Please reproduce the listing below, substituting "legend-text" for every "legend-label" and leaving everything else unchanged.

Start of Record excerpts

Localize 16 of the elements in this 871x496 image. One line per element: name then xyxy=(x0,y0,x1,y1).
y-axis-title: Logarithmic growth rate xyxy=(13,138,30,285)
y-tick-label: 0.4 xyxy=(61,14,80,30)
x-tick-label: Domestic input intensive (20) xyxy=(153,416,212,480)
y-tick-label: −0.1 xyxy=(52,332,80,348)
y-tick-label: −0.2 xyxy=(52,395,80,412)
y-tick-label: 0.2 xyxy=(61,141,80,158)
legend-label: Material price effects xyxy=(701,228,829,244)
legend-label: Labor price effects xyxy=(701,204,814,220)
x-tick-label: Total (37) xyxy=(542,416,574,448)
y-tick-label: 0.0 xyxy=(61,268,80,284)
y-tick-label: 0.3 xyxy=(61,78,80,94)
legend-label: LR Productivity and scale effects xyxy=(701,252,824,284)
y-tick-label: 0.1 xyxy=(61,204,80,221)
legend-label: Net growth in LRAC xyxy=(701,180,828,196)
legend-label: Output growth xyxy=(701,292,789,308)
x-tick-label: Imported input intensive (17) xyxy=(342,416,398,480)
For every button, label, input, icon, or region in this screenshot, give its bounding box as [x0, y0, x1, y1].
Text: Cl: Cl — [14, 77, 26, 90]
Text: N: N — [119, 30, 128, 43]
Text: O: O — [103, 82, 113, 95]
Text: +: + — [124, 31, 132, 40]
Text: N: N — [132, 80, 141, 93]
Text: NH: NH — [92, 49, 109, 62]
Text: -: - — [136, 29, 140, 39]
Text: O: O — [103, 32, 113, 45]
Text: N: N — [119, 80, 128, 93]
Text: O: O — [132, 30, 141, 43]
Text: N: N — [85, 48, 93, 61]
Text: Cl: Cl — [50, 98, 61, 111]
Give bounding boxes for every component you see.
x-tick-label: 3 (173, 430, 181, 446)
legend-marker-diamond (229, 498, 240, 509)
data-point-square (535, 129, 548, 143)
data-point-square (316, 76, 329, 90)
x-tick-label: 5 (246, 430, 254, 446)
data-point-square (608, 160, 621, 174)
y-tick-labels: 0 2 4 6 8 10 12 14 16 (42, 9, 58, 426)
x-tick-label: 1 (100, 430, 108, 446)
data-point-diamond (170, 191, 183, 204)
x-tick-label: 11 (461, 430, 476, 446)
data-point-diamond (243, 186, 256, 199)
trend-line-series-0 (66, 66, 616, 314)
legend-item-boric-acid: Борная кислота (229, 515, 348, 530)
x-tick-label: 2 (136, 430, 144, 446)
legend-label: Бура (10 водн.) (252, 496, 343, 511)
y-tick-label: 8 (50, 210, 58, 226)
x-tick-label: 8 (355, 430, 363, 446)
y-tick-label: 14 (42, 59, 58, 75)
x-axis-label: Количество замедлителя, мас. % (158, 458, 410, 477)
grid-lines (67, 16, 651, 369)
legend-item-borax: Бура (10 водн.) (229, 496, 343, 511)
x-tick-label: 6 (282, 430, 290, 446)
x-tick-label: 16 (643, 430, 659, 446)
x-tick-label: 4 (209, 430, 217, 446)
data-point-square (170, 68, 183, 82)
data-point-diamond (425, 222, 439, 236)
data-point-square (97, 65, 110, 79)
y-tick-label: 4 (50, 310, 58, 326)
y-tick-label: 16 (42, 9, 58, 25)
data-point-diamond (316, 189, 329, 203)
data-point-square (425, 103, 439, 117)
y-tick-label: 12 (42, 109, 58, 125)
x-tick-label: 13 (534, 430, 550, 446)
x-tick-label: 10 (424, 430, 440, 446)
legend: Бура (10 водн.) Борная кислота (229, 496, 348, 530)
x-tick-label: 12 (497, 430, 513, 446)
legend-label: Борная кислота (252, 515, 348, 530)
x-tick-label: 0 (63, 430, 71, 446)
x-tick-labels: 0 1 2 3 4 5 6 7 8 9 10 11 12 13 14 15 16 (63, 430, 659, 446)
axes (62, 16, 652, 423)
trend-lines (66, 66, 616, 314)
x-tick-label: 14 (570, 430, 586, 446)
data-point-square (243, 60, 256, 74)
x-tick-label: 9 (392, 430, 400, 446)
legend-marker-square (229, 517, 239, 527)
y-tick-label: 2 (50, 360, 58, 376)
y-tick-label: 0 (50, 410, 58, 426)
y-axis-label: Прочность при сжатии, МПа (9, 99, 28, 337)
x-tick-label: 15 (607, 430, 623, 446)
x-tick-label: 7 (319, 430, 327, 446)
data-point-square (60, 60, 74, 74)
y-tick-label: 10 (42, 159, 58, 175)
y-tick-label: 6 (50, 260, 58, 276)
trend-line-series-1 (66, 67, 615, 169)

End of Record excerpts

◆ **Answer to this problem**
Localize 16 of the elements in this 871x496 image. One line per element: name then xyxy=(x0,y0,x1,y1).
y-axis-title: Logarithmic growth rate xyxy=(13,138,30,285)
y-tick-label: 0.4 xyxy=(61,14,80,30)
x-tick-label: Domestic input intensive (20) xyxy=(153,416,212,480)
y-tick-label: −0.1 xyxy=(52,332,80,348)
y-tick-label: −0.2 xyxy=(52,395,80,412)
y-tick-label: 0.2 xyxy=(61,141,80,158)
legend-text: Material price effects xyxy=(701,228,829,244)
legend-text: Labor price effects xyxy=(701,204,814,220)
x-tick-label: Total (37) xyxy=(542,416,574,448)
y-tick-label: 0.0 xyxy=(61,268,80,284)
y-tick-label: 0.3 xyxy=(61,78,80,94)
legend-text: LR Productivity and scale effects xyxy=(701,252,824,284)
y-tick-label: 0.1 xyxy=(61,204,80,221)
legend-text: Net growth in LRAC xyxy=(701,180,828,196)
legend-text: Output growth xyxy=(701,292,789,308)
x-tick-label: Imported input intensive (17) xyxy=(342,416,398,480)
For every button, label, input, icon, or region in this screenshot, give its bounding box as [x0, y0, x1, y1].
Text: Cl: Cl — [14, 77, 26, 90]
Text: N: N — [119, 30, 128, 43]
Text: O: O — [103, 82, 113, 95]
Text: +: + — [124, 31, 132, 40]
Text: N: N — [132, 80, 141, 93]
Text: NH: NH — [92, 49, 109, 62]
Text: -: - — [136, 29, 140, 39]
Text: O: O — [103, 32, 113, 45]
Text: N: N — [119, 80, 128, 93]
Text: O: O — [132, 30, 141, 43]
Text: N: N — [85, 48, 93, 61]
Text: Cl: Cl — [50, 98, 61, 111]
Give bounding boxes for every component you see.
x-tick-label: 3 (173, 430, 181, 446)
legend-marker-diamond (229, 498, 240, 509)
data-point-square (535, 129, 548, 143)
data-point-square (316, 76, 329, 90)
x-tick-label: 5 (246, 430, 254, 446)
data-point-square (608, 160, 621, 174)
y-tick-labels: 0 2 4 6 8 10 12 14 16 (42, 9, 58, 426)
x-tick-label: 1 (100, 430, 108, 446)
data-point-diamond (170, 191, 183, 204)
x-tick-label: 11 (461, 430, 476, 446)
data-point-diamond (243, 186, 256, 199)
trend-line-series-0 (66, 66, 616, 314)
legend-item-boric-acid: Борная кислота (229, 515, 348, 530)
x-tick-label: 2 (136, 430, 144, 446)
legend-text: Бура (10 водн.) (252, 496, 343, 511)
y-tick-label: 8 (50, 210, 58, 226)
x-tick-label: 8 (355, 430, 363, 446)
y-tick-label: 14 (42, 59, 58, 75)
x-axis-label: Количество замедлителя, мас. % (158, 458, 410, 477)
grid-lines (67, 16, 651, 369)
legend-item-borax: Бура (10 водн.) (229, 496, 343, 511)
x-tick-label: 6 (282, 430, 290, 446)
x-tick-label: 16 (643, 430, 659, 446)
x-tick-label: 4 (209, 430, 217, 446)
data-point-square (170, 68, 183, 82)
data-point-diamond (425, 222, 439, 236)
data-point-square (97, 65, 110, 79)
y-tick-label: 4 (50, 310, 58, 326)
y-tick-label: 16 (42, 9, 58, 25)
data-point-diamond (316, 189, 329, 203)
data-point-square (425, 103, 439, 117)
y-tick-label: 12 (42, 109, 58, 125)
x-tick-label: 13 (534, 430, 550, 446)
x-tick-label: 10 (424, 430, 440, 446)
legend: Бура (10 водн.) Борная кислота (229, 496, 348, 530)
x-tick-label: 12 (497, 430, 513, 446)
legend-text: Борная кислота (252, 515, 348, 530)
x-tick-label: 0 (63, 430, 71, 446)
x-tick-labels: 0 1 2 3 4 5 6 7 8 9 10 11 12 13 14 15 16 (63, 430, 659, 446)
axes (62, 16, 652, 423)
trend-lines (66, 66, 616, 314)
x-tick-label: 14 (570, 430, 586, 446)
data-point-square (243, 60, 256, 74)
x-tick-label: 9 (392, 430, 400, 446)
legend-marker-square (229, 517, 239, 527)
y-tick-label: 2 (50, 360, 58, 376)
y-tick-label: 0 (50, 410, 58, 426)
y-axis-label: Прочность при сжатии, МПа (9, 99, 28, 337)
x-tick-label: 15 (607, 430, 623, 446)
x-tick-label: 7 (319, 430, 327, 446)
data-point-square (60, 60, 74, 74)
y-tick-label: 10 (42, 159, 58, 175)
y-tick-label: 6 (50, 260, 58, 276)
trend-line-series-1 (66, 67, 615, 169)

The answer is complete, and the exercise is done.